#### GOAL A
Reproduce the listing below word for word, covering everything from its first line down to the line containing "- staticText: km/h: [70, 402, 105, 421]", both ends included.

#### PROVIDED TEXT

▽

12 Songs (4.5*)

Sunday, 29 July 2012

By the time his second album came out in 1970 Randy Newman had already spent close to a decade as a staff writer for a Los Angeles music publisher and had scored enough minor hits to acquire a reputation. After Alan Price’s Simon Smith and Manfred Mann’s So Long Dad a review noting the presence of a Randy Newman song was close to a trademark of quality as far as I was concerned.

When it came to recording his own material, on the other hand, things hadn’t quite matched expectations. While he’d had plenty of experience cutting demos in the studio the heavily orchestrated Lenny Waronker and Van Dyke Parks produced Randy Newman (Creates Something New Under the Sun) delivered semi-baroque arrangements around a vocal style that was, well, idiosyncratic. It was obviously something the Warner Brothers marketing division were aware of (Once you get used to it, his voice is really something was the headline in one advertisement) and with the hindsight that comes with forty-plus years I’m inclined to put some of that down to the influence of Van Dyke Parks, who’s more than slightly idiosyncratic in the vocal and arranging department himself.

Still, the material was strong once you got past the eccentricities. I mean, how can you not like an album that contains Love Story (You and Me), So Long Dad, I Think It's Going to Rain Today and Davy the Fat Boy? You might wish he’d done them a little differently, but there was no doubting the quality of the writing.

That’s not to suggest it was a complete flop. Paul McCartney, for one, was apparently a big fan, and the album gained its share of kudos from peers and critics. The problem was that it didn’t attract a whole lot of airplay and sales were minimal.

△

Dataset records
▽

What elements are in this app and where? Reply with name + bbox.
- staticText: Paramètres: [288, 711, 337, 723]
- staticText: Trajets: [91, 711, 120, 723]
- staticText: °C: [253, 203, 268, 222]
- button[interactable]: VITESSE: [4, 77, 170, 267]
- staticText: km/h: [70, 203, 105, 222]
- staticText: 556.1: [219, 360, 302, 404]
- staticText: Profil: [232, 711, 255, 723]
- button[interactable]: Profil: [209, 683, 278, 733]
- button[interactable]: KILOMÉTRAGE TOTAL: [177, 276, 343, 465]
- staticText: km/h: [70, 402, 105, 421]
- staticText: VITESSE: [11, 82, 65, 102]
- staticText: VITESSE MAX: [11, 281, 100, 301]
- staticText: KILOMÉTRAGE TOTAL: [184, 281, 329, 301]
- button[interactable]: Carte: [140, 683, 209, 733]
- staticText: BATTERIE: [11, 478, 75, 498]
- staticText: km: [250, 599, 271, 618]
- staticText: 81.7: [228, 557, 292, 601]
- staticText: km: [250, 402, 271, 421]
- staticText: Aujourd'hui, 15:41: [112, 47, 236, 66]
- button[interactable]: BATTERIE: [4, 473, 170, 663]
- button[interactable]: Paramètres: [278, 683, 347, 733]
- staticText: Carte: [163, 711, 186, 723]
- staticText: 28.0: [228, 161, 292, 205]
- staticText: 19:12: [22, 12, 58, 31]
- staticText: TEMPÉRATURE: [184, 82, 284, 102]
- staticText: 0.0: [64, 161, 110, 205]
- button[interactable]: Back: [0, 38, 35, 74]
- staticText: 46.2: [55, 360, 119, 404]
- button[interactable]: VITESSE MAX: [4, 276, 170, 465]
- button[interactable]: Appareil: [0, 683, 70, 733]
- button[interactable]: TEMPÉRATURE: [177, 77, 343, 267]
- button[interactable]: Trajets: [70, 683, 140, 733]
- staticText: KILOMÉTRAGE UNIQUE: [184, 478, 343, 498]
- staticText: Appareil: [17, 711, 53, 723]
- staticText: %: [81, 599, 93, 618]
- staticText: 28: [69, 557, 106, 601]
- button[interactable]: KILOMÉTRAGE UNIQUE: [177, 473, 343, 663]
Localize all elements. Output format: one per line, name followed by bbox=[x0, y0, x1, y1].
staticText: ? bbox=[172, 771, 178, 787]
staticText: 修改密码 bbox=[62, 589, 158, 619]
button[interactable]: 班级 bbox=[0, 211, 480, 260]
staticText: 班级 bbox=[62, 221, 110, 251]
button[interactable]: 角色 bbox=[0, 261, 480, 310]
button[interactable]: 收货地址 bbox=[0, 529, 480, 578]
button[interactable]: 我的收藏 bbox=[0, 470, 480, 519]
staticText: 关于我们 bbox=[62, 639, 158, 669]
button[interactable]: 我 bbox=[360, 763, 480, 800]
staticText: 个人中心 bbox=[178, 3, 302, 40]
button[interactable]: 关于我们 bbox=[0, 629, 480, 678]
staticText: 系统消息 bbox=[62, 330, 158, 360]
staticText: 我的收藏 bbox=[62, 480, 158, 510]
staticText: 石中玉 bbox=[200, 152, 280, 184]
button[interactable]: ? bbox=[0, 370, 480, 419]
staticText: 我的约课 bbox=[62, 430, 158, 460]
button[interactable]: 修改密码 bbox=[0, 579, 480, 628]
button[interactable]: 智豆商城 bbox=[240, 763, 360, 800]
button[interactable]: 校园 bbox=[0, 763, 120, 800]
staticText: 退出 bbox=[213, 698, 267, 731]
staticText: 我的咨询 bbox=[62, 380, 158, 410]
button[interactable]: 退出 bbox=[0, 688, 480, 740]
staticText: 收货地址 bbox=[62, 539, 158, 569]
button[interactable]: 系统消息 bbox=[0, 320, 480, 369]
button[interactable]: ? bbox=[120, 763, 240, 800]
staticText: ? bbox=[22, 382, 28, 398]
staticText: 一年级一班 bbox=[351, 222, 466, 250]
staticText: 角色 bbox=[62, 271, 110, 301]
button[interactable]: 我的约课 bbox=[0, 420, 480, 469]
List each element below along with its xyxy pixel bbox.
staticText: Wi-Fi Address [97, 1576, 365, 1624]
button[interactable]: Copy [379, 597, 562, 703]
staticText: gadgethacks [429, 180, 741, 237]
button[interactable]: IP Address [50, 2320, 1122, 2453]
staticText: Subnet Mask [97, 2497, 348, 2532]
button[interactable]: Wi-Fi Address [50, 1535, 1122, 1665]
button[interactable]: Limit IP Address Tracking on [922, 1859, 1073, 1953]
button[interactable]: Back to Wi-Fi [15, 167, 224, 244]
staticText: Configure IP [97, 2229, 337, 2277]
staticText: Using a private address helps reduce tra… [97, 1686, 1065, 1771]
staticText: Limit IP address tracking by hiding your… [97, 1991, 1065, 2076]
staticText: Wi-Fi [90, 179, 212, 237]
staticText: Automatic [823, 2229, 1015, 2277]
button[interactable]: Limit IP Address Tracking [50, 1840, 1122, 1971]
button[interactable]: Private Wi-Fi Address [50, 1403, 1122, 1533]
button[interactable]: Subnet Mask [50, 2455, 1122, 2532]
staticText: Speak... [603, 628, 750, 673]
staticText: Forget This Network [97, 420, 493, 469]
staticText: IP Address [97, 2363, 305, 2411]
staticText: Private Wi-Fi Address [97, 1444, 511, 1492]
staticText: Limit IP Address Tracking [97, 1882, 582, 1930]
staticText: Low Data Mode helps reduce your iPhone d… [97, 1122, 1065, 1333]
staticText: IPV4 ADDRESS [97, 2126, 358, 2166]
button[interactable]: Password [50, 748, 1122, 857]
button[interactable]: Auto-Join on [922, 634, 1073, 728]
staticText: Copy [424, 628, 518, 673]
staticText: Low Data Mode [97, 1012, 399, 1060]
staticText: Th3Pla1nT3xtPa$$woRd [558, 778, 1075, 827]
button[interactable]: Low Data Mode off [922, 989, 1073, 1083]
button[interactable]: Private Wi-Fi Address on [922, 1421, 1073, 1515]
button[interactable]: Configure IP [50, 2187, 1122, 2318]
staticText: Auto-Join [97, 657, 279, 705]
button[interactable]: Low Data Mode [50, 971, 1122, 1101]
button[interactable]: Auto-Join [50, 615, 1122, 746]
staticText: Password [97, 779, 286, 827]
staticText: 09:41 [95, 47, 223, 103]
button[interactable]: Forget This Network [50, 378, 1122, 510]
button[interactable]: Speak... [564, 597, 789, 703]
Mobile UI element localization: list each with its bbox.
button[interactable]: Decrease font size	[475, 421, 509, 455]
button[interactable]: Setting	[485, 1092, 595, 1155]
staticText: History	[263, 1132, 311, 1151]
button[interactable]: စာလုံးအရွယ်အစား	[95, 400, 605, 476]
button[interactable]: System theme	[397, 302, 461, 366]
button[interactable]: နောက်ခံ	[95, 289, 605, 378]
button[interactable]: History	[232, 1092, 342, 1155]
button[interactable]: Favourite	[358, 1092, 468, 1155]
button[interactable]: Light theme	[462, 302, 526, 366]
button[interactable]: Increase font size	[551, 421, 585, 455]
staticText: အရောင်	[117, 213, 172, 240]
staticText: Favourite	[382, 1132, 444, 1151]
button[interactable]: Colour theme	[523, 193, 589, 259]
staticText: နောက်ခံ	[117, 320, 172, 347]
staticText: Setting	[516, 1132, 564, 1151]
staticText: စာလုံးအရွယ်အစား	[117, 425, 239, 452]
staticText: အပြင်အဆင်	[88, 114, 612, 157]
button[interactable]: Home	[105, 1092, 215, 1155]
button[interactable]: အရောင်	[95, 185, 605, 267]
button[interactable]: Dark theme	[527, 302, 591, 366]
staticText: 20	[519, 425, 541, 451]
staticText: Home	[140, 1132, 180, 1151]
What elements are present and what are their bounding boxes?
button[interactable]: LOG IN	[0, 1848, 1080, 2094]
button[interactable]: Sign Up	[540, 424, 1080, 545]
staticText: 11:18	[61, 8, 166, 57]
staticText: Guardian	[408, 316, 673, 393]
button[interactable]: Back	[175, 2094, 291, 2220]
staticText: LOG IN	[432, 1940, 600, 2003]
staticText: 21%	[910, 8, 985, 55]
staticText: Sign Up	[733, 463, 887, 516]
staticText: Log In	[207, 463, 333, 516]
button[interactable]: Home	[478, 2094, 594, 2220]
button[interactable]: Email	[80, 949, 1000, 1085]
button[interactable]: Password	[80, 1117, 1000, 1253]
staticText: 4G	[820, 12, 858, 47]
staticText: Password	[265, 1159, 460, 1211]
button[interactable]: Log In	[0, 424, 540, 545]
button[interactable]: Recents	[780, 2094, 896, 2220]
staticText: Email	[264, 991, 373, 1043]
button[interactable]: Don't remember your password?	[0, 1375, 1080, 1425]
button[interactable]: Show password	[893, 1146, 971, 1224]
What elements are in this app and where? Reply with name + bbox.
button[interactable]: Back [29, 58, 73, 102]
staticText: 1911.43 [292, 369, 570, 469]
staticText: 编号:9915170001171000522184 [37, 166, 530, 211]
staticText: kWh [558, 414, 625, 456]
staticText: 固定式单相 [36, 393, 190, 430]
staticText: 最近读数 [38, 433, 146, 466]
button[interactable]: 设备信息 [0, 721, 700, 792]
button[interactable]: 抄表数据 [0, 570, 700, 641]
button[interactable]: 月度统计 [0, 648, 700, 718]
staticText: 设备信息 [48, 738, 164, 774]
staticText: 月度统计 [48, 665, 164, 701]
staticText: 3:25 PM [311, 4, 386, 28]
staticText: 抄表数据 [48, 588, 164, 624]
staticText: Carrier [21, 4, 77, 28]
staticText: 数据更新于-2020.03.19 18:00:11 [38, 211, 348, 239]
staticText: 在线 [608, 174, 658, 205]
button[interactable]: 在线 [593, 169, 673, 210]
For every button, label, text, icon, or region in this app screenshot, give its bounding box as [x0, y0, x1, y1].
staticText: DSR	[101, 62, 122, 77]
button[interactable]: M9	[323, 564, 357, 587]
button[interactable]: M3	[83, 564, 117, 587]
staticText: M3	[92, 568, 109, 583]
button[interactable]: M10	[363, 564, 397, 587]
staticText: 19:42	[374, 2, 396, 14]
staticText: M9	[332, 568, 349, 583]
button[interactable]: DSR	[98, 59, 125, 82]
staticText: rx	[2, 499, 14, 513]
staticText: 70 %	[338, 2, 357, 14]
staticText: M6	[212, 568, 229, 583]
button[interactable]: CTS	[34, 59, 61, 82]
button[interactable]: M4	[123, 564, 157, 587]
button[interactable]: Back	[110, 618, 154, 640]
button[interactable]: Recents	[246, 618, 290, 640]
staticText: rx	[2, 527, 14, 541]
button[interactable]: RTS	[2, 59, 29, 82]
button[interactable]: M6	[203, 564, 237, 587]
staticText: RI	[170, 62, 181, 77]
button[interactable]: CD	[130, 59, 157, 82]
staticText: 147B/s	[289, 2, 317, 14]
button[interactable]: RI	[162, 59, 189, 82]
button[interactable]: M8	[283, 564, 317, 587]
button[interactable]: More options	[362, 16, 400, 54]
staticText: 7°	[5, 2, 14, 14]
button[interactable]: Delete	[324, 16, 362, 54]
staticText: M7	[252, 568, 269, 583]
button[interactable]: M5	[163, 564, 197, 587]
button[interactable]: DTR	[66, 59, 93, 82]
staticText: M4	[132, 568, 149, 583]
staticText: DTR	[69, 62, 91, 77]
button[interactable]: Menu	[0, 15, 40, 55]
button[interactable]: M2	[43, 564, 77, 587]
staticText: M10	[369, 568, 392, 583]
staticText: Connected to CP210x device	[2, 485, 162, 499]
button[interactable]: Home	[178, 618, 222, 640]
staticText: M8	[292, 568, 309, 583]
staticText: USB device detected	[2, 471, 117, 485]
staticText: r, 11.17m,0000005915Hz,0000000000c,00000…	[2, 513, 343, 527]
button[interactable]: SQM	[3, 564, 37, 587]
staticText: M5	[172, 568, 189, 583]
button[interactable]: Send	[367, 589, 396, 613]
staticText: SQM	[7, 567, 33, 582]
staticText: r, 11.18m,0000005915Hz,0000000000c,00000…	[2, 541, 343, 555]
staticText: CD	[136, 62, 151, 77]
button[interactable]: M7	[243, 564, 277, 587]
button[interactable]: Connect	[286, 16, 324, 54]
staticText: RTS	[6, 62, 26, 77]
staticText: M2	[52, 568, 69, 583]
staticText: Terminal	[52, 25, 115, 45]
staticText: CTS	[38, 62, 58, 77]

△

#### GOAL B
Quote the album review above in full, word for word.

#### FULL RESPONSE A
What elements are in this app and where? Reply with name + bbox.
- staticText: Paramètres: [288, 711, 337, 723]
- staticText: Trajets: [91, 711, 120, 723]
- staticText: °C: [253, 203, 268, 222]
- button[interactable]: VITESSE: [4, 77, 170, 267]
- staticText: km/h: [70, 203, 105, 222]
- staticText: 556.1: [219, 360, 302, 404]
- staticText: Profil: [232, 711, 255, 723]
- button[interactable]: Profil: [209, 683, 278, 733]
- button[interactable]: KILOMÉTRAGE TOTAL: [177, 276, 343, 465]
- staticText: km/h: [70, 402, 105, 421]

#### FULL RESPONSE B
12 Songs (4.5*)

Sunday, 29 July 2012

By the time his second album came out in 1970 Randy Newman had already spent close to a decade as a staff writer for a Los Angeles music publisher and had scored enough minor hits to acquire a reputation. After Alan Price’s Simon Smith and Manfred Mann’s So Long Dad a review noting the presence of a Randy Newman song was close to a trademark of quality as far as I was concerned.

When it came to recording his own material, on the other hand, things hadn’t quite matched expectations. While he’d had plenty of experience cutting demos in the studio the heavily orchestrated Lenny Waronker and Van Dyke Parks produced Randy Newman (Creates Something New Under the Sun) delivered semi-baroque arrangements around a vocal style that was, well, idiosyncratic. It was obviously something the Warner Brothers marketing division were aware of (Once you get used to it, his voice is really something was the headline in one advertisement) and with the hindsight that comes with forty-plus years I’m inclined to put some of that down to the influence of Van Dyke Parks, who’s more than slightly idiosyncratic in the vocal and arranging department himself.

Still, the material was strong once you got past the eccentricities. I mean, how can you not like an album that contains Love Story (You and Me), So Long Dad, I Think It's Going to Rain Today and Davy the Fat Boy? You might wish he’d done them a little differently, but there was no doubting the quality of the writing.

That’s not to suggest it was a complete flop. Paul McCartney, for one, was apparently a big fan, and the album gained its share of kudos from peers and critics. The problem was that it didn’t attract a whole lot of airplay and sales were minimal.